• **TASK**
Could you write out every record below exactly, leaving out any pictures?

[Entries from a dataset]
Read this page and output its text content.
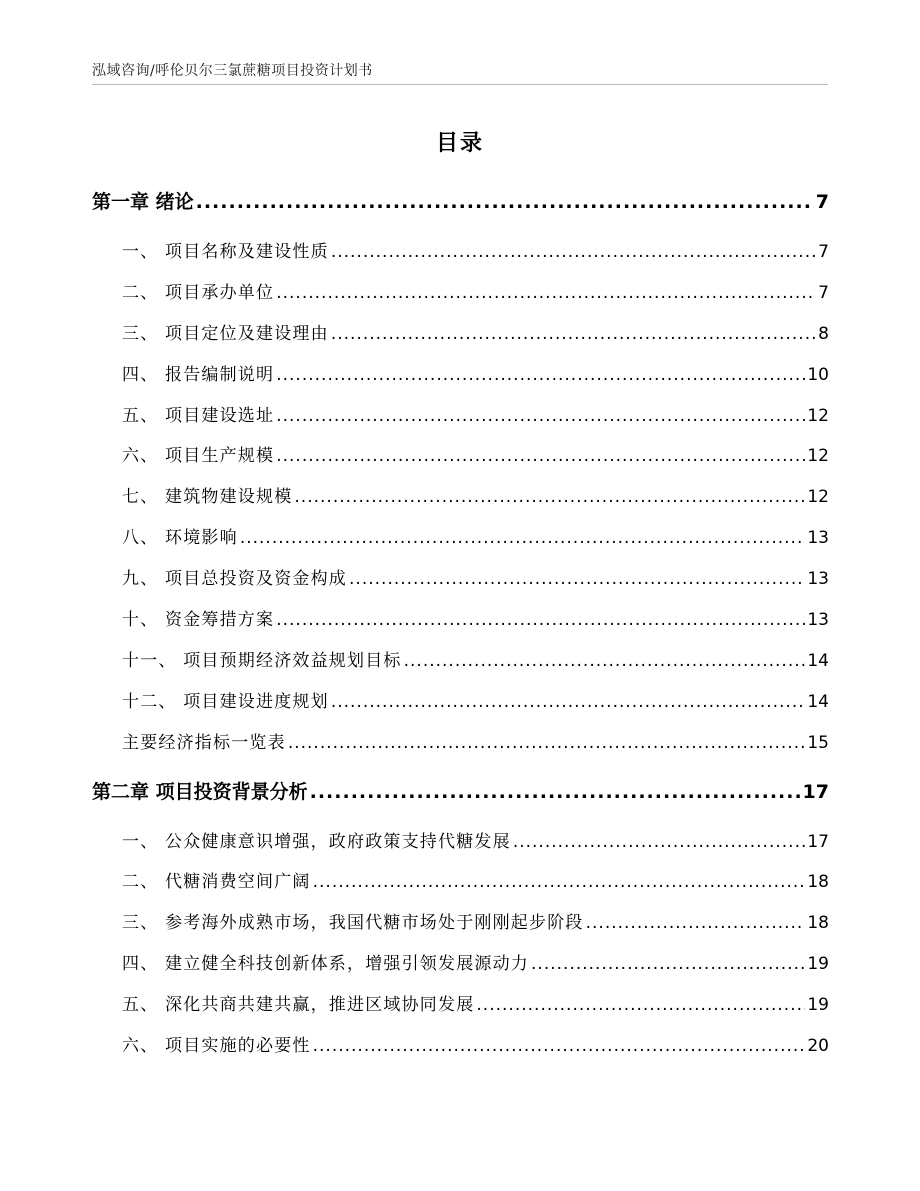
泓域咨询/呼伦贝尔三氯蔗糖项目投资计划书
目录
第一章 绪论 .....	7
一、 项目名称及建设性质 .....	7
二、 项目承办单位 .....	7
三、 项目定位及建设理由 .....	8
四、 报告编制说明 .....	10
五、 项目建设选址 .....	12
六、 项目生产规模 .....	12
七、 建筑物建设规模 .....	12
八、 环境影响 .....	13
九、 项目总投资及资金构成 .....	13
十、 资金筹措方案 .....	13
十一、 项目预期经济效益规划目标 .....	14
十二、 项目建设进度规划 .....	14
主要经济指标一览表 .....	15
第二章 项目投资背景分析 .....	17
一、 公众健康意识增强，政府政策支持代糖发展 .....	17
二、 代糖消费空间广阔 .....	18
三、 参考海外成熟市场，我国代糖市场处于刚刚起步阶段 .....	18
四、 建立健全科技创新体系，增强引领发展源动力 .....	19
五、 深化共商共建共赢，推进区域协同发展 .....	19
六、 项目实施的必要性 .....	20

• **SOLUTION BELOW**
Read this page and output its text content.
泓域咨询/呼伦贝尔三氯蔗糖项目投资计划书
目录
第一章 绪论 .....	7
一、 项目名称及建设性质 .....	7
二、 项目承办单位 .....	7
三、 项目定位及建设理由 .....	8
四、 报告编制说明 .....	10
五、 项目建设选址 .....	12
六、 项目生产规模 .....	12
七、 建筑物建设规模 .....	12
八、 环境影响 .....	13
九、 项目总投资及资金构成 .....	13
十、 资金筹措方案 .....	13
十一、 项目预期经济效益规划目标 .....	14
十二、 项目建设进度规划 .....	14
主要经济指标一览表 .....	15
第二章 项目投资背景分析 .....	17
一、 公众健康意识增强，政府政策支持代糖发展 .....	17
二、 代糖消费空间广阔 .....	18
三、 参考海外成熟市场，我国代糖市场处于刚刚起步阶段 .....	18
四、 建立健全科技创新体系，增强引领发展源动力 .....	19
五、 深化共商共建共赢，推进区域协同发展 .....	19
六、 项目实施的必要性 .....	20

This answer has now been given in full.